[Task statement] Quote every line of the data below as it stands, omitting pictures.

[Some records]

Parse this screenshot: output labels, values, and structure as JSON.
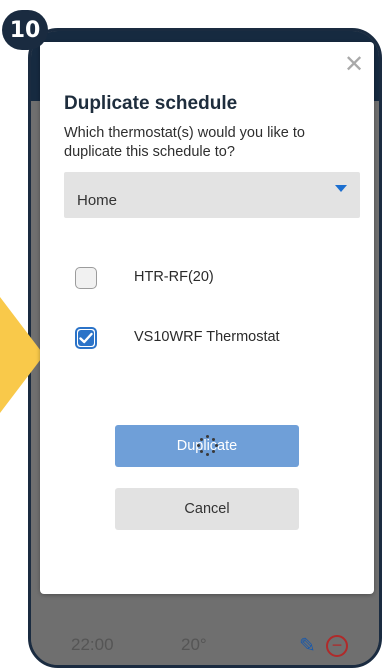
{
  "step_badge": "10",
  "modal": {
    "title": "Duplicate schedule",
    "subtitle": "Which thermostat(s) would you like to duplicate this schedule to?",
    "select": {
      "value": "Home"
    },
    "options": [
      {
        "label": "HTR-RF(20)",
        "checked": false
      },
      {
        "label": "VS10WRF Thermostat",
        "checked": true
      }
    ],
    "duplicate_label": "Duplicate",
    "cancel_label": "Cancel"
  },
  "background_row": {
    "time": "22:00",
    "temp": "20°"
  },
  "colors": {
    "accent": "#2b73c8",
    "primary_button": "#6f9fd8",
    "header": "#162a40",
    "highlight_arrow": "#f9c94a",
    "delete": "#b02a2a"
  },
  "icons": [
    "close-icon",
    "caret-down-icon",
    "checkmark-icon",
    "loading-spinner-icon",
    "pencil-icon",
    "remove-icon"
  ]
}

[Correct output]
Parse this screenshot: output labels, values, and structure as JSON.
{
  "step_badge": "10",
  "modal": {
    "title": "Duplicate schedule",
    "subtitle": "Which thermostat(s) would you like to duplicate this schedule to?",
    "select": {
      "value": "Home"
    },
    "options": [
      {
        "label": "HTR-RF(20)",
        "checked": false
      },
      {
        "label": "VS10WRF Thermostat",
        "checked": true
      }
    ],
    "duplicate_label": "Duplicate",
    "cancel_label": "Cancel"
  },
  "background_row": {
    "time": "22:00",
    "temp": "20°"
  },
  "colors": {
    "accent": "#2b73c8",
    "primary_button": "#6f9fd8",
    "header": "#162a40",
    "highlight_arrow": "#f9c94a",
    "delete": "#b02a2a"
  },
  "icons": [
    "close-icon",
    "caret-down-icon",
    "checkmark-icon",
    "loading-spinner-icon",
    "pencil-icon",
    "remove-icon"
  ]
}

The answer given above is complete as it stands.